DOCUMENT SEGMENT:
= = = =

Strategic importance

The pro-Israel lobby continues to claim that the Golan Heights is of great strategic military importance to Israel due to the territory's topography and plateaus, which overlook southern Syria and northern Israel. Furthermore, they claim that Israel captured the territory in 1967 because it was used by Syria to menace its southern neighbour.

Firstly, the strategic value of a territory provides absolutely no moral or legal justification for its conquest by a foreign force.

Secondly, in the words of Israel's then-Defence Minister Moshe Dayan, released posthumously, Israeli policy on the Syrian border between 1949 and 1967 consisted of "snatching bits of territory and holding on to it until the enemy despairs and gives it to us." Concerning border incidents in the Golan Heights, he goes on:

"I know how 80 percent of the clashes there started. In my opinion, more than 80 percent, but let's talk about 80 percent. It went this way: We would send a tractor to plow someplace where it wasn't possible to do anything, in the demilitarized area, and knew in advance that the Syrians would start to shoot. If they didn't shoot, we would tell the tractor to advance farther, until in the end the Syrians would get annoyed and shoot. And then we would use artillery and later the air force also…" (Rami Tal, "Moshe Dayan: Soul Searching," Yediot Aharonot, 27 April 1997, cited Shlaim, pp. 235-6)

Thirdly, any previous military value the Golan had has long vanished due to major advances in missile and aerial technology. Indeed, Israel and Syria have missiles that can reach any part of either country.

In August 2004, Israel's then-Chief of Staff Moshe Yaalon told the Israeli daily Yediot Ahronot that there was no military reason why Israel could not withdraw to its pre-1967 border with Syria: "If you ask me, theoretically, if we can reach an agreement with Syria...my answer is that from a military standpoint it is possible to reach an agreement by giving up the Golan Heights. The army is able to defend any border."


Israeli-Syrian peace talks

In accordance with the Madrid Framework established at the Madrid Conference of October 1991, various talks have taken place with a view to settling the issue of the Golan Heights.

= = = =

[Coordinate annotation records]
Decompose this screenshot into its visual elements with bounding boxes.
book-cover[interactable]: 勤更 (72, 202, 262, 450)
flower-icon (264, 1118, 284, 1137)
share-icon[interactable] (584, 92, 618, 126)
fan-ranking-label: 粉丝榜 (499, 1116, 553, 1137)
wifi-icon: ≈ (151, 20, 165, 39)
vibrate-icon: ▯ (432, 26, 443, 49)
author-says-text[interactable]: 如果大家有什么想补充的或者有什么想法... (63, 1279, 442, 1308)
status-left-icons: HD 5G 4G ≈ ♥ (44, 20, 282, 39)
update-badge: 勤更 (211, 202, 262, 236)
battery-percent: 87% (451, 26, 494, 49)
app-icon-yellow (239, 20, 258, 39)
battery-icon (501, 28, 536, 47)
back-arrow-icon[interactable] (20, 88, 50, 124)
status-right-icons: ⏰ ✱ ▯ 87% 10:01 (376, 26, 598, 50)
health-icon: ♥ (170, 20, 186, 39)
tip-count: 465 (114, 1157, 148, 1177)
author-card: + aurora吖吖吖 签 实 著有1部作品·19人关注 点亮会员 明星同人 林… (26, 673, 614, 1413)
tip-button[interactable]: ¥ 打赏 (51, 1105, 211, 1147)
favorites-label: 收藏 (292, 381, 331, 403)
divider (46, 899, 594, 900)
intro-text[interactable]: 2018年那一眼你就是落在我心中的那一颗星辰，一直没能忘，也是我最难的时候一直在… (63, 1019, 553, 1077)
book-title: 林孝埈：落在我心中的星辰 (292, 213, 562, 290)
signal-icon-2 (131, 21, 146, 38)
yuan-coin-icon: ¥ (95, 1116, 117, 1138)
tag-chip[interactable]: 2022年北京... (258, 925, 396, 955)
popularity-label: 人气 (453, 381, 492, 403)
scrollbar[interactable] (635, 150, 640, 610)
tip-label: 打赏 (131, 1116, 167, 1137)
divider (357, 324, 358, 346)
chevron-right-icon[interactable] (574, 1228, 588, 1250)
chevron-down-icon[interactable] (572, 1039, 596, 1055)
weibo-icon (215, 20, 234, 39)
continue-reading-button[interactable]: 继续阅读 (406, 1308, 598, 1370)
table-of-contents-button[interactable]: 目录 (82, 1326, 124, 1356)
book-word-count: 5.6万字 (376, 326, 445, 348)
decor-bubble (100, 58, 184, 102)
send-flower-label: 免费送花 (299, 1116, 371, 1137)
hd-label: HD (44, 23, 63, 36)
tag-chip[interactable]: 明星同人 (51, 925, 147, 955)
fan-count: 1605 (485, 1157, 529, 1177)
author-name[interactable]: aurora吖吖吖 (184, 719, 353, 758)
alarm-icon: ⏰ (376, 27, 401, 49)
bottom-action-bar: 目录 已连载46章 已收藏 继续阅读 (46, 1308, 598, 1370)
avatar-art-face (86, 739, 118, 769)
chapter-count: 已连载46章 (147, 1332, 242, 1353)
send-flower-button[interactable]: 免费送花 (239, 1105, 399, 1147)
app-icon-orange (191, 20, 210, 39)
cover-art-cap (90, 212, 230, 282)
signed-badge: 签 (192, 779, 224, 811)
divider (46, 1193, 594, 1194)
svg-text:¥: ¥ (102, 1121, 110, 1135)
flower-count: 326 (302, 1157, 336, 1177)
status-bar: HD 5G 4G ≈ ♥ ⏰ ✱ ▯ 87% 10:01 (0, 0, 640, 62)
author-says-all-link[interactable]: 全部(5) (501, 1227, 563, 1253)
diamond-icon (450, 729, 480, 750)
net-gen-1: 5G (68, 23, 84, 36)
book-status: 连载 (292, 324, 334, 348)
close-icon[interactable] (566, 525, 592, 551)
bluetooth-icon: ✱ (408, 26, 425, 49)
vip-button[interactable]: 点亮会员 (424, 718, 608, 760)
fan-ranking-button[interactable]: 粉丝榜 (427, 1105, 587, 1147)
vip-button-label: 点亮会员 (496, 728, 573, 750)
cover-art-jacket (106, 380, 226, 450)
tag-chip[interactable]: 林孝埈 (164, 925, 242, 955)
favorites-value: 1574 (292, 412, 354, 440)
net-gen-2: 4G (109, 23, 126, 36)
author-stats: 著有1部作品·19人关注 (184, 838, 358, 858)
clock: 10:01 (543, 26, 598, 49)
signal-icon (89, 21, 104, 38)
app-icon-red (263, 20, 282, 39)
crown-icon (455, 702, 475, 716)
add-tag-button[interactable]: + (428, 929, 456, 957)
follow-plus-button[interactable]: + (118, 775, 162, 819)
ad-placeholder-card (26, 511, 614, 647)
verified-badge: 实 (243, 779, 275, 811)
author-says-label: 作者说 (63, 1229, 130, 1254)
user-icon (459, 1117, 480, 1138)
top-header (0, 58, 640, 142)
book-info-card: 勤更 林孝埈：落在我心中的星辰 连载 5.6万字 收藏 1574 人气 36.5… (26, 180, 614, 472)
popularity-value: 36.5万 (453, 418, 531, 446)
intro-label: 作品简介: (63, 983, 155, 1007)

= = = =

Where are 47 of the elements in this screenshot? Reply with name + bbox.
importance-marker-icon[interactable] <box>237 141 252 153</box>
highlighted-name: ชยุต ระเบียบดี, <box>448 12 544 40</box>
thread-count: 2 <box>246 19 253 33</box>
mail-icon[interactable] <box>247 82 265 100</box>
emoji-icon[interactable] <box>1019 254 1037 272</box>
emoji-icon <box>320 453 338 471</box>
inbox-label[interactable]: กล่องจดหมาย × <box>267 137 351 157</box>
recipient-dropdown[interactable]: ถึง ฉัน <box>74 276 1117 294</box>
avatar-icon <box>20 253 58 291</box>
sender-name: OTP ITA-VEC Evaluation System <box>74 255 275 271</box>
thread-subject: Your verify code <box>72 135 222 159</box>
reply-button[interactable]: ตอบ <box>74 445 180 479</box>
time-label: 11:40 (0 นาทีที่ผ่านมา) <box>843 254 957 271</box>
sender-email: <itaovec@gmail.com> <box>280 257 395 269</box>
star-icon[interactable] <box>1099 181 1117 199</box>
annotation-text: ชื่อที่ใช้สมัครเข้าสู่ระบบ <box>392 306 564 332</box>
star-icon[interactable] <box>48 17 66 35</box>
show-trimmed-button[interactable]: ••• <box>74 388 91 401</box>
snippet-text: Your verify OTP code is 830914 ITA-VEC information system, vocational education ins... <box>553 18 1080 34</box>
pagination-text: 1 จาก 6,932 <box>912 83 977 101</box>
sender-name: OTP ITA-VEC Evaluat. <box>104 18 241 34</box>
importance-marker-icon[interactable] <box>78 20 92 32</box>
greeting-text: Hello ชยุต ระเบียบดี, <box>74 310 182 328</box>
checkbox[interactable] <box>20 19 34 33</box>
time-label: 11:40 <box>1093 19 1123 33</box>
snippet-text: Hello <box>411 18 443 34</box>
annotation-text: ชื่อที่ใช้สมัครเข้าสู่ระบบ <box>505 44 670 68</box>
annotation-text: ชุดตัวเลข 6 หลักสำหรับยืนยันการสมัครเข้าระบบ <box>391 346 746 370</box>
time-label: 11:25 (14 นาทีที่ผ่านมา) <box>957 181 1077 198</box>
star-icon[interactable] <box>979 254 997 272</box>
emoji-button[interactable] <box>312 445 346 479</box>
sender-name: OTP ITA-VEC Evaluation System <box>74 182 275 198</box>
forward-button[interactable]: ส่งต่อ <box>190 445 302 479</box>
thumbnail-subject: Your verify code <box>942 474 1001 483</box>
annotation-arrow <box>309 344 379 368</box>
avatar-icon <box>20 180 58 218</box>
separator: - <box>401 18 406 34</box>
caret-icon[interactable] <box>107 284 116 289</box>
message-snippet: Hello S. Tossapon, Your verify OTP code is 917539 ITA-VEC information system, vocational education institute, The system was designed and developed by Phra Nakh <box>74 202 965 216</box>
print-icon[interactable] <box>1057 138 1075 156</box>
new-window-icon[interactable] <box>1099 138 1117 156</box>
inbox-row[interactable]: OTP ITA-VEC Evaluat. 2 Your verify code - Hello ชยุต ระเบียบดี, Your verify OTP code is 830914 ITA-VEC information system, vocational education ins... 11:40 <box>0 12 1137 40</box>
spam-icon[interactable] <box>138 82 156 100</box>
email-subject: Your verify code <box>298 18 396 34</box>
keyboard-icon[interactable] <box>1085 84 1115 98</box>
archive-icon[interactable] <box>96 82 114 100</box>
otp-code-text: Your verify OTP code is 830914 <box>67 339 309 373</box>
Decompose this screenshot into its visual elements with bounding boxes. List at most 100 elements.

= = = =

In the passage on the Golan Heights, what position did Moshe Yaalon hold when he spoke to Yediot Ahronot in August 2004?

EXERCISE RESPONSE:
He was Israel's Chief of Staff.